>>
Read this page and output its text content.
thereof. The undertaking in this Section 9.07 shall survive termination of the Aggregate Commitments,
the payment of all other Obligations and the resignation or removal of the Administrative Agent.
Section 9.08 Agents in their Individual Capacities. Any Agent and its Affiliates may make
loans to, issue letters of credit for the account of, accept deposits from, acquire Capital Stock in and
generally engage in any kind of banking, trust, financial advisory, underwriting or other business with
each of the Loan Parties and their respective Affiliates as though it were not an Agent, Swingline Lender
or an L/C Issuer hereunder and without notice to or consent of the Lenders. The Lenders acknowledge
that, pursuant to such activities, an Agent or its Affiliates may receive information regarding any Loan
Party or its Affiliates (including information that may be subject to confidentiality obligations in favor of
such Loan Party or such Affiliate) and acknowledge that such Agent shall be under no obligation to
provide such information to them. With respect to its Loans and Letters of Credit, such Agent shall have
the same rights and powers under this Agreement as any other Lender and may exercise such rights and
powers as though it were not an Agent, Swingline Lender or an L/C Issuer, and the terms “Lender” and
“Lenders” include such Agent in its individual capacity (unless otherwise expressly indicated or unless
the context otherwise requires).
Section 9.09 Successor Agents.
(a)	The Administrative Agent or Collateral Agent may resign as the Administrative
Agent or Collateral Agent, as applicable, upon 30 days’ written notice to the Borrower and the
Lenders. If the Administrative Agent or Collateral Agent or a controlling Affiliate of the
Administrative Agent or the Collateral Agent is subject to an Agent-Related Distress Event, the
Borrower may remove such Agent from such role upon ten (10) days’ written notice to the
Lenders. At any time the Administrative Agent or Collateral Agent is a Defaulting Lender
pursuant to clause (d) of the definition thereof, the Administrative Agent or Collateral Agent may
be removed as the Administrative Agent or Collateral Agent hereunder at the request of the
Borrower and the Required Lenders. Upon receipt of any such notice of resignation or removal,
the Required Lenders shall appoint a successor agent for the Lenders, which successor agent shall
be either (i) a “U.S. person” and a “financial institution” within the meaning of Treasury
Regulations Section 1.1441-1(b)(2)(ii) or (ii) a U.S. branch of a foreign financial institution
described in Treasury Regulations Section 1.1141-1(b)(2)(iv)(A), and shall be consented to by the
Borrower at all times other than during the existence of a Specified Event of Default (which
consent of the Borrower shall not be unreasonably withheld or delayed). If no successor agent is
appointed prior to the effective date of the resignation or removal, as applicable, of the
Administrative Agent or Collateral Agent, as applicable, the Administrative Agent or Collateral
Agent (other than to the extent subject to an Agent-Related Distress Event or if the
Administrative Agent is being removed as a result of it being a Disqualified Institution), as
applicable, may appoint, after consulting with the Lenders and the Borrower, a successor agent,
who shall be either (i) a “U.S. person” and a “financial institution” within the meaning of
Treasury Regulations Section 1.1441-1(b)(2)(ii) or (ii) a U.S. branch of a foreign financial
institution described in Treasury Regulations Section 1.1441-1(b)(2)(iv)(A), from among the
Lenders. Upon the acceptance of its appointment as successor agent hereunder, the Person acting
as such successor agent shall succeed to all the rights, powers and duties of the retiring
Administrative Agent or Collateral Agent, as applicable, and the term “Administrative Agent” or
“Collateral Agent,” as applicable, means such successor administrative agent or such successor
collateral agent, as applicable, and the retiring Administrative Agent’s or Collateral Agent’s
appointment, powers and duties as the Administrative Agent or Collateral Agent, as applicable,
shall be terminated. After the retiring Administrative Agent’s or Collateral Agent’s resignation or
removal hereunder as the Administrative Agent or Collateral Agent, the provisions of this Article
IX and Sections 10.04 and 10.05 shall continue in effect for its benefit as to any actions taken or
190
<<
(WRITTEN INSTRUCTION): Scan the lines for the string "this". Copy out each line that matches.

(WRITTEN ANSWER):
Read this page and output its text content.
thereof. The undertaking in this Section 9.07 shall survive termination of the Aggregate Commitments,
the same rights and powers under this Agreement as any other Lender and may exercise such rights and
removal hereunder as the Administrative Agent or Collateral Agent, the provisions of this Article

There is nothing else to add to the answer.